Written exercise: Find each line with "vaccinati" and copy it.

Stored items:
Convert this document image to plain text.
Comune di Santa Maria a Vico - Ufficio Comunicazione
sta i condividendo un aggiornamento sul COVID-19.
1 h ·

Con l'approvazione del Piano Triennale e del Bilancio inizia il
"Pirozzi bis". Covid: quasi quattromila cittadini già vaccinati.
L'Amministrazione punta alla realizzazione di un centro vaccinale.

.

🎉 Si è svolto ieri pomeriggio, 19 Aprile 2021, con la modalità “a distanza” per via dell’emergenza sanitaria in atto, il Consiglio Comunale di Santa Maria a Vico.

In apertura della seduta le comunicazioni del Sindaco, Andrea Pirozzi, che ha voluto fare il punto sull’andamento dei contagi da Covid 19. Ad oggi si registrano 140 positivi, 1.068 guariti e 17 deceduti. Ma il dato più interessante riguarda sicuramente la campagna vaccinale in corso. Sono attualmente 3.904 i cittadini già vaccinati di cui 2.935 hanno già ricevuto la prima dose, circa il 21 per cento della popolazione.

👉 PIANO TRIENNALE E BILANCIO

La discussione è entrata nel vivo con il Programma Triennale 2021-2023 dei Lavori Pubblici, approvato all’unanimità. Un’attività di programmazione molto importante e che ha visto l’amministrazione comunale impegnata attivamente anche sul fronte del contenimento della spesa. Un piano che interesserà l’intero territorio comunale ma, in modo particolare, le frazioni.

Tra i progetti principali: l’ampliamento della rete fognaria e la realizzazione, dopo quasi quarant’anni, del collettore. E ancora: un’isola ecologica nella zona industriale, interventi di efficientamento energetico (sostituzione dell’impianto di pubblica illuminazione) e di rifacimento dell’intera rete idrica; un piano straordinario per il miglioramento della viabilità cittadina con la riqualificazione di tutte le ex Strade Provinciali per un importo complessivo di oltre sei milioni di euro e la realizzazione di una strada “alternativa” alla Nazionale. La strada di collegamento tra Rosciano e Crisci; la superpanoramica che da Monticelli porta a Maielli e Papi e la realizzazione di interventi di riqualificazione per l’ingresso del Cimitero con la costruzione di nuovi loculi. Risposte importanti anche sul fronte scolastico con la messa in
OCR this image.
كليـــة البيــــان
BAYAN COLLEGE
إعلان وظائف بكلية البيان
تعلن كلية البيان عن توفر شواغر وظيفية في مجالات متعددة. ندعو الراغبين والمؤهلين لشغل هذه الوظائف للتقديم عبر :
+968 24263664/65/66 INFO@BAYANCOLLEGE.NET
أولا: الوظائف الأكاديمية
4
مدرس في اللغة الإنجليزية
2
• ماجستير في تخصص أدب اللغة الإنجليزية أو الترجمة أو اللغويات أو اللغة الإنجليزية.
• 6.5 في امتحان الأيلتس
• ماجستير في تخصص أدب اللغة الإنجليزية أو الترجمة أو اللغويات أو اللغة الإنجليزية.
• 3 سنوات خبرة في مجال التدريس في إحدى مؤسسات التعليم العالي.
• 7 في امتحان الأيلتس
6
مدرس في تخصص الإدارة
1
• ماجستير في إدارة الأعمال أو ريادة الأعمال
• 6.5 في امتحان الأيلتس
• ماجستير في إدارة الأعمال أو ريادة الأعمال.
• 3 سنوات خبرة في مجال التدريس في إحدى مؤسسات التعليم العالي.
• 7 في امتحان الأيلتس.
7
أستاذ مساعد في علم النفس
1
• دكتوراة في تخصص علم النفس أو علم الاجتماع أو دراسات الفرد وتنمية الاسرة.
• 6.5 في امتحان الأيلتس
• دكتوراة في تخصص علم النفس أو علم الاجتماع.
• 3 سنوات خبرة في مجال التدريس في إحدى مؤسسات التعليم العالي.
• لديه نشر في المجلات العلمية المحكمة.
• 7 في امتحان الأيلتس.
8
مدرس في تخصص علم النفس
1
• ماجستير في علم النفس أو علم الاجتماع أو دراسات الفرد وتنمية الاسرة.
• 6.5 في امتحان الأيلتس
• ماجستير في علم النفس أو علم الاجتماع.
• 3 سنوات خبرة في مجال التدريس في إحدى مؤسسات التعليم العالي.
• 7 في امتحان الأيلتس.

Task solution:
"Pirozzi bis". Covid: quasi quattromila cittadini già vaccinati.
In apertura della seduta le comunicazioni del Sindaco, Andrea Pirozzi, che ha voluto fare il punto sull’andamento dei contagi da Covid 19. Ad oggi si registrano 140 positivi, 1.068 guariti e 17 deceduti. Ma il dato più interessante riguarda sicuramente la campagna vaccinale in corso. Sono attualmente 3.904 i cittadini già vaccinati di cui 2.935 hanno già ricevuto la prima dose, circa il 21 per cento della popolazione.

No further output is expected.